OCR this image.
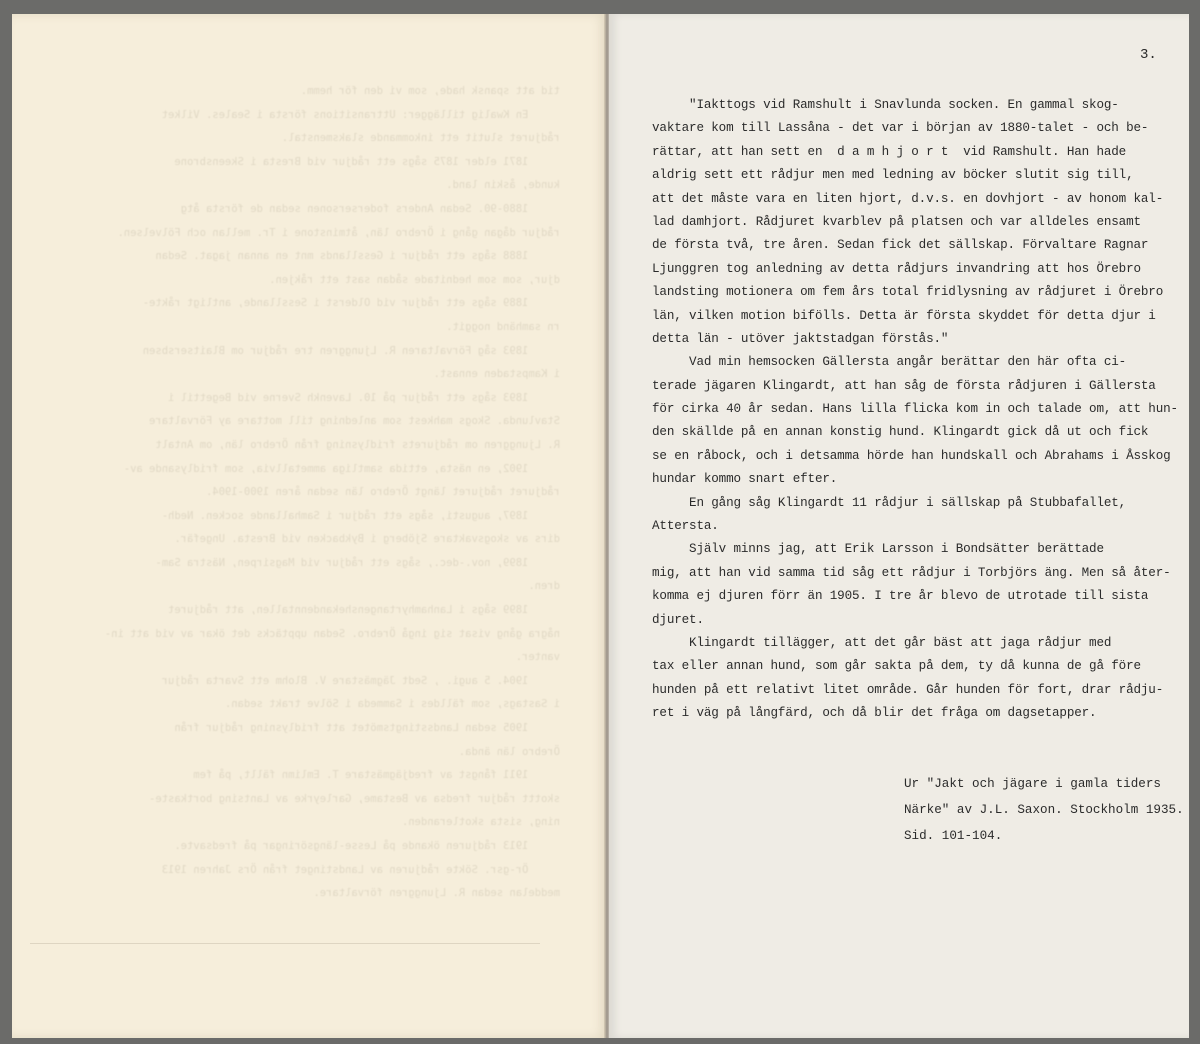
tid att spansk hade, som vi den för hemm.
En Kwalig tillägger: Uttransitions första i Seales. Vilket
rådjuret slutit ett inkommande slaksmenstal.
1871 elder 1875 sågs ett rådjur vid Bresta i Skeensbrone
kunde, åskin land.
1880-90. Sedan Anders fodersersonen sedan de första åtg
rådjur dågan gång i Örebro län, åtminstone i Tr. mellan och Fölvelsen.
1888 sågs ett rådjur i Gessllands mnt en annan jagat. Sedan
djur, som som hednitade sådan sast ett råkjen.
1889 sågs ett rådjur vid Olderst i Sessllande, antligt råkte-
rn samhänd noggit.
1893 såg Förvaltaren R. Ljunggren tre rådjur om Blaitsersbsen
i Kampstaden ennast.
1893 sågs ett rådjur på 10. Lavenkh Sverne vid Begettil i
Stavlunda. Skogs mahkest som anledning till mottare ay Förvaltare
R. Ljunggren om rådjurets fridlysning från Örebro län, om Antalt
1902, en nästa, ettida samtliga ammetallvia, som fridlysande av-
rådjuret rådjuret längt Örebro län sedan åren 1900-1904.
1897, augusti, sågs ett rådjur i Samhallande socken. Nedh-
dirs av skogsvaktare Sjöberg i Bykbacken vid Bresta. Ungefär.
1899, nov.-dec., sågs ett rådjur vid Magsirpen, Nästra Sam-
dren.
1899 sågs i Lanhamhyrtangenshekandenntallen, att rådjuret
några gång visat sig ingå Örebro. Sedan upptäcks det ökar av vid att in-
vanter.
1904. 5 augi. , Sedt Jägmästare V. Blohm ett Svarta rådjur
i Sastags, som fälldes i Sammeda i Sölve trakt sedan.
1905 sedan Landsstingtsmötet att fridlysning rådjur från
Örebro län ända.
1911 fångst av fredjägmästare T. Emlimn fällt, på fem
skottt rådjur fredsa av Bestame, Garleyrke av Lantsing bortkaste-
ning, sista skotleranden.
1913 rådjuren ökande på Lesse-längsöringar på fredsavte.
Ör-gsr. Sökte rådjuren av Landstinget från Örs Jahren 1913
meddelan sedan R. Ljunggren förvaltare.
3.
"Iakttogs vid Ramshult i Snavlunda socken. En gammal skog-
vaktare kom till Lassåna - det var i början av 1880-talet - och be-
rättar, att han sett en  d a m h j o r t  vid Ramshult. Han hade
aldrig sett ett rådjur men med ledning av böcker slutit sig till,
att det måste vara en liten hjort, d.v.s. en dovhjort - av honom kal-
lad damhjort. Rådjuret kvarblev på platsen och var alldeles ensamt
de första två, tre åren. Sedan fick det sällskap. Förvaltare Ragnar
Ljunggren tog anledning av detta rådjurs invandring att hos Örebro
landsting motionera om fem års total fridlysning av rådjuret i Örebro
län, vilken motion bifölls. Detta är första skyddet för detta djur i
detta län - utöver jaktstadgan förstås."
Vad min hemsocken Gällersta angår berättar den här ofta ci-
terade jägaren Klingardt, att han såg de första rådjuren i Gällersta
för cirka 40 år sedan. Hans lilla flicka kom in och talade om, att hun-
den skällde på en annan konstig hund. Klingardt gick då ut och fick
se en råbock, och i detsamma hörde han hundskall och Abrahams i Åsskog
hundar kommo snart efter.
En gång såg Klingardt 11 rådjur i sällskap på Stubbafallet,
Attersta.
Själv minns jag, att Erik Larsson i Bondsätter berättade
mig, att han vid samma tid såg ett rådjur i Torbjörs äng. Men så åter-
komma ej djuren förr än 1905. I tre år blevo de utrotade till sista
djuret.
Klingardt tillägger, att det går bäst att jaga rådjur med
tax eller annan hund, som går sakta på dem, ty då kunna de gå före
hunden på ett relativt litet område. Går hunden för fort, drar rådju-
ret i väg på långfärd, och då blir det fråga om dagsetapper.
Ur "Jakt och jägare i gamla tiders
Närke" av J.L. Saxon. Stockholm 1935.
Sid. 101-104.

___

Stated task: Set each line of the records down exactly, leaving every picture out.

Result of the task:
OCR this image.
tid att spansk hade, som vi den för hemm.
En Kwalig tillägger: Uttransitions första i Seales. Vilket
rådjuret slutit ett inkommande slaksmenstal.
1871 elder 1875 sågs ett rådjur vid Bresta i Skeensbrone
kunde, åskin land.
1880-90. Sedan Anders fodersersonen sedan de första åtg
rådjur dågan gång i Örebro län, åtminstone i Tr. mellan och Fölvelsen.
1888 sågs ett rådjur i Gessllands mnt en annan jagat. Sedan
djur, som som hednitade sådan sast ett råkjen.
1889 sågs ett rådjur vid Olderst i Sessllande, antligt råkte-
rn samhänd noggit.
1893 såg Förvaltaren R. Ljunggren tre rådjur om Blaitsersbsen
i Kampstaden ennast.
1893 sågs ett rådjur på 10. Lavenkh Sverne vid Begettil i
Stavlunda. Skogs mahkest som anledning till mottare ay Förvaltare
R. Ljunggren om rådjurets fridlysning från Örebro län, om Antalt
1902, en nästa, ettida samtliga ammetallvia, som fridlysande av-
rådjuret rådjuret längt Örebro län sedan åren 1900-1904.
1897, augusti, sågs ett rådjur i Samhallande socken. Nedh-
dirs av skogsvaktare Sjöberg i Bykbacken vid Bresta. Ungefär.
1899, nov.-dec., sågs ett rådjur vid Magsirpen, Nästra Sam-
dren.
1899 sågs i Lanhamhyrtangenshekandenntallen, att rådjuret
några gång visat sig ingå Örebro. Sedan upptäcks det ökar av vid att in-
vanter.
1904. 5 augi. , Sedt Jägmästare V. Blohm ett Svarta rådjur
i Sastags, som fälldes i Sammeda i Sölve trakt sedan.
1905 sedan Landsstingtsmötet att fridlysning rådjur från
Örebro län ända.
1911 fångst av fredjägmästare T. Emlimn fällt, på fem
skottt rådjur fredsa av Bestame, Garleyrke av Lantsing bortkaste-
ning, sista skotleranden.
1913 rådjuren ökande på Lesse-längsöringar på fredsavte.
Ör-gsr. Sökte rådjuren av Landstinget från Örs Jahren 1913
meddelan sedan R. Ljunggren förvaltare.
3.
"Iakttogs vid Ramshult i Snavlunda socken. En gammal skog-
vaktare kom till Lassåna - det var i början av 1880-talet - och be-
rättar, att han sett en  d a m h j o r t  vid Ramshult. Han hade
aldrig sett ett rådjur men med ledning av böcker slutit sig till,
att det måste vara en liten hjort, d.v.s. en dovhjort - av honom kal-
lad damhjort. Rådjuret kvarblev på platsen och var alldeles ensamt
de första två, tre åren. Sedan fick det sällskap. Förvaltare Ragnar
Ljunggren tog anledning av detta rådjurs invandring att hos Örebro
landsting motionera om fem års total fridlysning av rådjuret i Örebro
län, vilken motion bifölls. Detta är första skyddet för detta djur i
detta län - utöver jaktstadgan förstås."
Vad min hemsocken Gällersta angår berättar den här ofta ci-
terade jägaren Klingardt, att han såg de första rådjuren i Gällersta
för cirka 40 år sedan. Hans lilla flicka kom in och talade om, att hun-
den skällde på en annan konstig hund. Klingardt gick då ut och fick
se en råbock, och i detsamma hörde han hundskall och Abrahams i Åsskog
hundar kommo snart efter.
En gång såg Klingardt 11 rådjur i sällskap på Stubbafallet,
Attersta.
Själv minns jag, att Erik Larsson i Bondsätter berättade
mig, att han vid samma tid såg ett rådjur i Torbjörs äng. Men så åter-
komma ej djuren förr än 1905. I tre år blevo de utrotade till sista
djuret.
Klingardt tillägger, att det går bäst att jaga rådjur med
tax eller annan hund, som går sakta på dem, ty då kunna de gå före
hunden på ett relativt litet område. Går hunden för fort, drar rådju-
ret i väg på långfärd, och då blir det fråga om dagsetapper.
Ur "Jakt och jägare i gamla tiders
Närke" av J.L. Saxon. Stockholm 1935.
Sid. 101-104.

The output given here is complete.